What is required: Omit every image, and transcribe the remaining entries exactly as given.

Given entries:

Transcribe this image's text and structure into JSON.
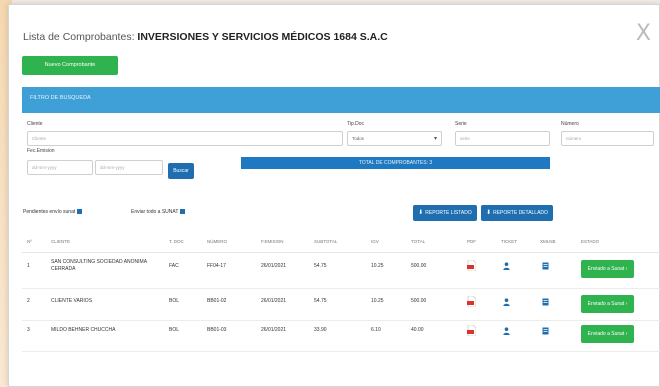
{
  "modal": {
    "title_prefix": "Lista de Comprobantes:",
    "company": "INVERSIONES Y SERVICIOS MÉDICOS 1684 S.A.C",
    "close": "X"
  },
  "buttons": {
    "new_voucher": "Nuevo Comprobante",
    "search": "Buscar",
    "report_list": "REPORTE LISTADO",
    "report_detail": "REPORTE DETALLADO",
    "send_sunat": "Enviado a Sunat ›"
  },
  "filters": {
    "header": "FILTRO DE BUSQUEDA",
    "client_label": "Cliente",
    "client_placeholder": "Cliente",
    "date_label": "Fec.Emision",
    "date_from_placeholder": "dd-mm-yyyy",
    "date_to_placeholder": "dd-mm-yyyy",
    "doc_type_label": "Tip.Doc",
    "doc_type_value": "Todos",
    "serie_label": "Serie",
    "serie_placeholder": "serie",
    "numero_label": "Número",
    "numero_placeholder": "número"
  },
  "total_bar": "TOTAL DE COMPROBANTES: 3",
  "checks": {
    "pending": "Pendientes envío sunat",
    "sent": "Enviar todo a SUNAT"
  },
  "table": {
    "headers": [
      "Nº",
      "CLIENTE",
      "T. DOC",
      "NÚMERO",
      "F.EMISION",
      "SUBTOTAL",
      "IGV",
      "TOTAL",
      "PDF",
      "TICKET",
      "XMLNB",
      "ESTADO"
    ],
    "rows": [
      {
        "n": "1",
        "client": "SAN CONSULTING SOCIEDAD ANONIMA CERRADA",
        "tdoc": "FAC",
        "number": "FF04-17",
        "date": "26/01/2021",
        "subtotal": "54.75",
        "igv": "10.25",
        "total": "500.00"
      },
      {
        "n": "2",
        "client": "CLIENTE VARIOS",
        "tdoc": "BOL",
        "number": "BB01-02",
        "date": "26/01/2021",
        "subtotal": "54.75",
        "igv": "10.25",
        "total": "500.00"
      },
      {
        "n": "3",
        "client": "MILDO BEHNER CHUCCHA",
        "tdoc": "BOL",
        "number": "BB01-03",
        "date": "26/01/2021",
        "subtotal": "33.90",
        "igv": "6.10",
        "total": "40.00"
      }
    ]
  },
  "icons": {
    "pdf": "pdf-icon",
    "ticket": "person-icon",
    "xml": "document-icon"
  },
  "colors": {
    "accent_green": "#2fb34f",
    "header_blue": "#3f9fd7",
    "button_blue": "#1f6fb0",
    "pdf_red": "#d9342b"
  }
}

Reply to the task:
Transcribe this image's text and structure into JSON.
{
  "modal": {
    "title_prefix": "Lista de Comprobantes:",
    "company": "INVERSIONES Y SERVICIOS MÉDICOS 1684 S.A.C",
    "close": "X"
  },
  "buttons": {
    "new_voucher": "Nuevo Comprobante",
    "search": "Buscar",
    "report_list": "REPORTE LISTADO",
    "report_detail": "REPORTE DETALLADO",
    "send_sunat": "Enviado a Sunat ›"
  },
  "filters": {
    "header": "FILTRO DE BUSQUEDA",
    "client_label": "Cliente",
    "client_placeholder": "Cliente",
    "date_label": "Fec.Emision",
    "date_from_placeholder": "dd-mm-yyyy",
    "date_to_placeholder": "dd-mm-yyyy",
    "doc_type_label": "Tip.Doc",
    "doc_type_value": "Todos",
    "serie_label": "Serie",
    "serie_placeholder": "serie",
    "numero_label": "Número",
    "numero_placeholder": "número"
  },
  "total_bar": "TOTAL DE COMPROBANTES: 3",
  "checks": {
    "pending": "Pendientes envío sunat",
    "sent": "Enviar todo a SUNAT"
  },
  "table": {
    "headers": [
      "Nº",
      "CLIENTE",
      "T. DOC",
      "NÚMERO",
      "F.EMISION",
      "SUBTOTAL",
      "IGV",
      "TOTAL",
      "PDF",
      "TICKET",
      "XMLNB",
      "ESTADO"
    ],
    "rows": [
      {
        "n": "1",
        "client": "SAN CONSULTING SOCIEDAD ANONIMA CERRADA",
        "tdoc": "FAC",
        "number": "FF04-17",
        "date": "26/01/2021",
        "subtotal": "54.75",
        "igv": "10.25",
        "total": "500.00"
      },
      {
        "n": "2",
        "client": "CLIENTE VARIOS",
        "tdoc": "BOL",
        "number": "BB01-02",
        "date": "26/01/2021",
        "subtotal": "54.75",
        "igv": "10.25",
        "total": "500.00"
      },
      {
        "n": "3",
        "client": "MILDO BEHNER CHUCCHA",
        "tdoc": "BOL",
        "number": "BB01-03",
        "date": "26/01/2021",
        "subtotal": "33.90",
        "igv": "6.10",
        "total": "40.00"
      }
    ]
  },
  "icons": {
    "pdf": "pdf-icon",
    "ticket": "person-icon",
    "xml": "document-icon"
  },
  "colors": {
    "accent_green": "#2fb34f",
    "header_blue": "#3f9fd7",
    "button_blue": "#1f6fb0",
    "pdf_red": "#d9342b"
  }
}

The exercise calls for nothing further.